__Goal__
Every line containing the word "Dampierre" needs to be found and copied.

__Material to process__
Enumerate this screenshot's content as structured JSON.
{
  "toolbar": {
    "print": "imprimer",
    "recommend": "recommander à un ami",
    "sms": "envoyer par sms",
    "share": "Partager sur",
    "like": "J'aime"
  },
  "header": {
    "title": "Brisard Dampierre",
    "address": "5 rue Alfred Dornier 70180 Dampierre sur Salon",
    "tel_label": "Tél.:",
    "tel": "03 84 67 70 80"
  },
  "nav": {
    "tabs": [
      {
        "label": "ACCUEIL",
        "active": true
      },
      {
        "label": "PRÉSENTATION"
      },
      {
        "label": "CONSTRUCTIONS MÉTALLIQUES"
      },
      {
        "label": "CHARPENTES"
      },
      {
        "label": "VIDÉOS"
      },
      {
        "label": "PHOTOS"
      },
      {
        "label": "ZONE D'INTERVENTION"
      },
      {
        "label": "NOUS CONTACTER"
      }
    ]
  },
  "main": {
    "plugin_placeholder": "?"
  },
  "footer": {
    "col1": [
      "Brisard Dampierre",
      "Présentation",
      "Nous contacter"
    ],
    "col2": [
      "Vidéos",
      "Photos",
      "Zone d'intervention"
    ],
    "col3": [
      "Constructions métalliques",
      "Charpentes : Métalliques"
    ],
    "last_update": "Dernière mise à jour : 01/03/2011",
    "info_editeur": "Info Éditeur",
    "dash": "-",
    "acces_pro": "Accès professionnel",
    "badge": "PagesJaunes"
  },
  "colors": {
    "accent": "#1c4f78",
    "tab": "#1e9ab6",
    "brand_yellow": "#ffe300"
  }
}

__Expected answer__
    "title": "Brisard Dampierre",
    "address": "5 rue Alfred Dornier 70180 Dampierre sur Salon",
      "Brisard Dampierre",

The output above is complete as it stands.